[Collection entries]
===============
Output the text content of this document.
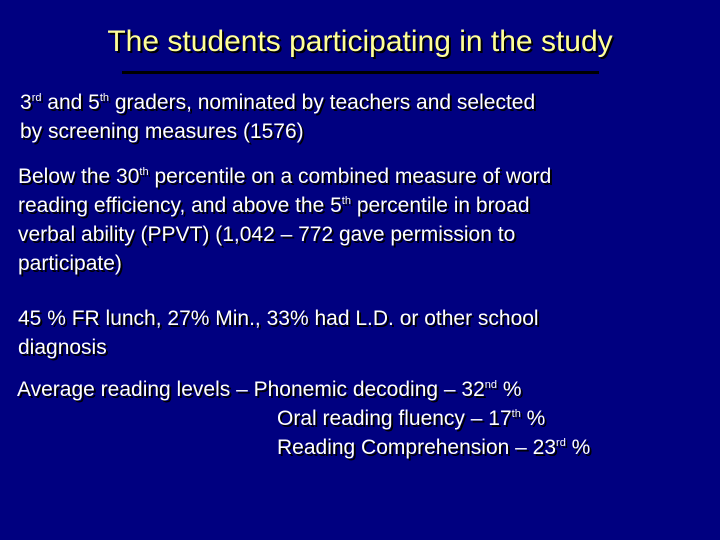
The students participating in the study
3rd and 5th graders, nominated by teachers and selected
by screening measures (1576)
Below the 30th percentile on a combined measure of word
reading efficiency, and above the 5th percentile in broad
verbal ability (PPVT) (1,042 – 772 gave permission to
participate)
45 % FR lunch, 27% Min., 33% had L.D. or other school
diagnosis
Average reading levels – Phonemic decoding – 32nd %
Oral reading fluency – 17th %
Reading Comprehension – 23rd %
===============
Task requirements:
Above are the records; reproduce them exactly and leave out the pictures.

Output of the task:
Output the text content of this document.
The students participating in the study
3rd and 5th graders, nominated by teachers and selected
by screening measures (1576)
Below the 30th percentile on a combined measure of word
reading efficiency, and above the 5th percentile in broad
verbal ability (PPVT) (1,042 – 772 gave permission to
participate)
45 % FR lunch, 27% Min., 33% had L.D. or other school
diagnosis
Average reading levels – Phonemic decoding – 32nd %
Oral reading fluency – 17th %
Reading Comprehension – 23rd %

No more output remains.